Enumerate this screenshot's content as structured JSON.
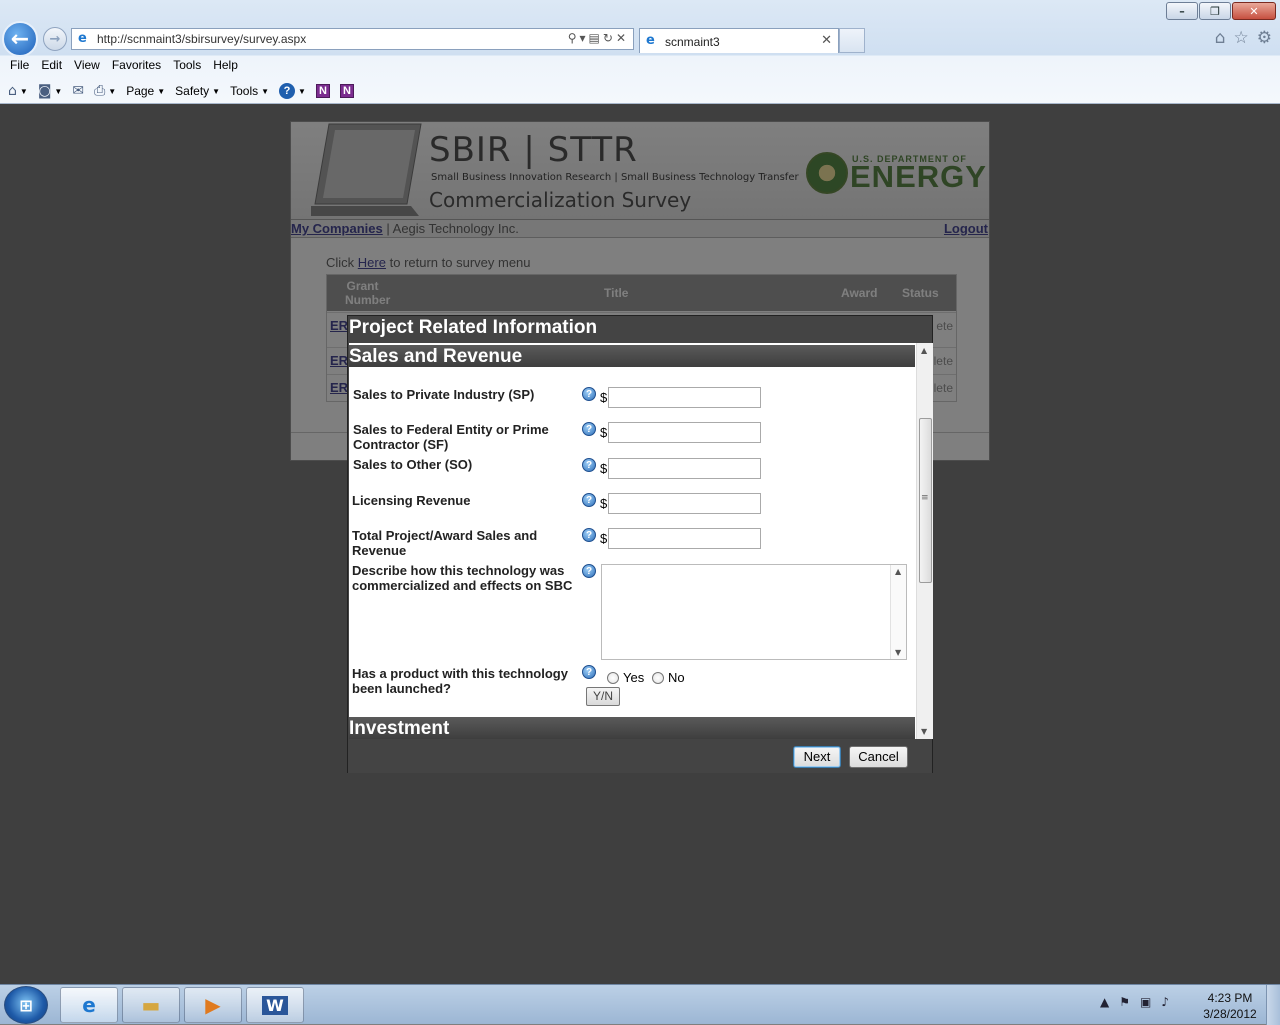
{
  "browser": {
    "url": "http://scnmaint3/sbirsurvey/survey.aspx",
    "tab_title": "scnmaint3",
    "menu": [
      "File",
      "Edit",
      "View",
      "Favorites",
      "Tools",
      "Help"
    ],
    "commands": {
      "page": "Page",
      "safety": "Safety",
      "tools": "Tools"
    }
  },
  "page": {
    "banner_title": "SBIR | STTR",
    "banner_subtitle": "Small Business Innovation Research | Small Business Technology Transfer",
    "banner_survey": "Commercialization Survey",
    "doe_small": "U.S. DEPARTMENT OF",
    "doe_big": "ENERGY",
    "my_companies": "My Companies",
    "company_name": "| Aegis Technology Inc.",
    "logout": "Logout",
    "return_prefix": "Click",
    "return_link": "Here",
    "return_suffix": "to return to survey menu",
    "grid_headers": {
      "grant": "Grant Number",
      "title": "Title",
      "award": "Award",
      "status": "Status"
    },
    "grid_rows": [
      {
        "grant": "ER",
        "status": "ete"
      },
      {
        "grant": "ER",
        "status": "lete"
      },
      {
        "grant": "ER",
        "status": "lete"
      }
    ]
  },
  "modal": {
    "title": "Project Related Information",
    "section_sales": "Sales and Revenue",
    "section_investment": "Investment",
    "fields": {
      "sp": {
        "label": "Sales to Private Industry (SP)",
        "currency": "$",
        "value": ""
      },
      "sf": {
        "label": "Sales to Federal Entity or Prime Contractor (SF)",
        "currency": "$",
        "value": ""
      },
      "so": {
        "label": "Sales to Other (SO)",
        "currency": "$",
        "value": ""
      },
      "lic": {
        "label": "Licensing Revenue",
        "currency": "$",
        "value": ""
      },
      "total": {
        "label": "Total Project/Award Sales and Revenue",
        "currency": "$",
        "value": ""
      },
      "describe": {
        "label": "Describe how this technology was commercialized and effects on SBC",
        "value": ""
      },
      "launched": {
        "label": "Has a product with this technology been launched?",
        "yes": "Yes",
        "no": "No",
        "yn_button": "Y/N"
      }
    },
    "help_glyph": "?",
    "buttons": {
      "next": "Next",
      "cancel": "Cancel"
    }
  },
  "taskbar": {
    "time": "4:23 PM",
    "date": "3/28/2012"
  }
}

◆ **STATED TASK**: Repeat the data exactly, without the pictures.

◆ **RESPONSE**:
Enumerate this screenshot's content as structured JSON.
{
  "browser": {
    "url": "http://scnmaint3/sbirsurvey/survey.aspx",
    "tab_title": "scnmaint3",
    "menu": [
      "File",
      "Edit",
      "View",
      "Favorites",
      "Tools",
      "Help"
    ],
    "commands": {
      "page": "Page",
      "safety": "Safety",
      "tools": "Tools"
    }
  },
  "page": {
    "banner_title": "SBIR | STTR",
    "banner_subtitle": "Small Business Innovation Research | Small Business Technology Transfer",
    "banner_survey": "Commercialization Survey",
    "doe_small": "U.S. DEPARTMENT OF",
    "doe_big": "ENERGY",
    "my_companies": "My Companies",
    "company_name": "| Aegis Technology Inc.",
    "logout": "Logout",
    "return_prefix": "Click",
    "return_link": "Here",
    "return_suffix": "to return to survey menu",
    "grid_headers": {
      "grant": "Grant Number",
      "title": "Title",
      "award": "Award",
      "status": "Status"
    },
    "grid_rows": [
      {
        "grant": "ER",
        "status": "ete"
      },
      {
        "grant": "ER",
        "status": "lete"
      },
      {
        "grant": "ER",
        "status": "lete"
      }
    ]
  },
  "modal": {
    "title": "Project Related Information",
    "section_sales": "Sales and Revenue",
    "section_investment": "Investment",
    "fields": {
      "sp": {
        "label": "Sales to Private Industry (SP)",
        "currency": "$",
        "value": ""
      },
      "sf": {
        "label": "Sales to Federal Entity or Prime Contractor (SF)",
        "currency": "$",
        "value": ""
      },
      "so": {
        "label": "Sales to Other (SO)",
        "currency": "$",
        "value": ""
      },
      "lic": {
        "label": "Licensing Revenue",
        "currency": "$",
        "value": ""
      },
      "total": {
        "label": "Total Project/Award Sales and Revenue",
        "currency": "$",
        "value": ""
      },
      "describe": {
        "label": "Describe how this technology was commercialized and effects on SBC",
        "value": ""
      },
      "launched": {
        "label": "Has a product with this technology been launched?",
        "yes": "Yes",
        "no": "No",
        "yn_button": "Y/N"
      }
    },
    "help_glyph": "?",
    "buttons": {
      "next": "Next",
      "cancel": "Cancel"
    }
  },
  "taskbar": {
    "time": "4:23 PM",
    "date": "3/28/2012"
  }
}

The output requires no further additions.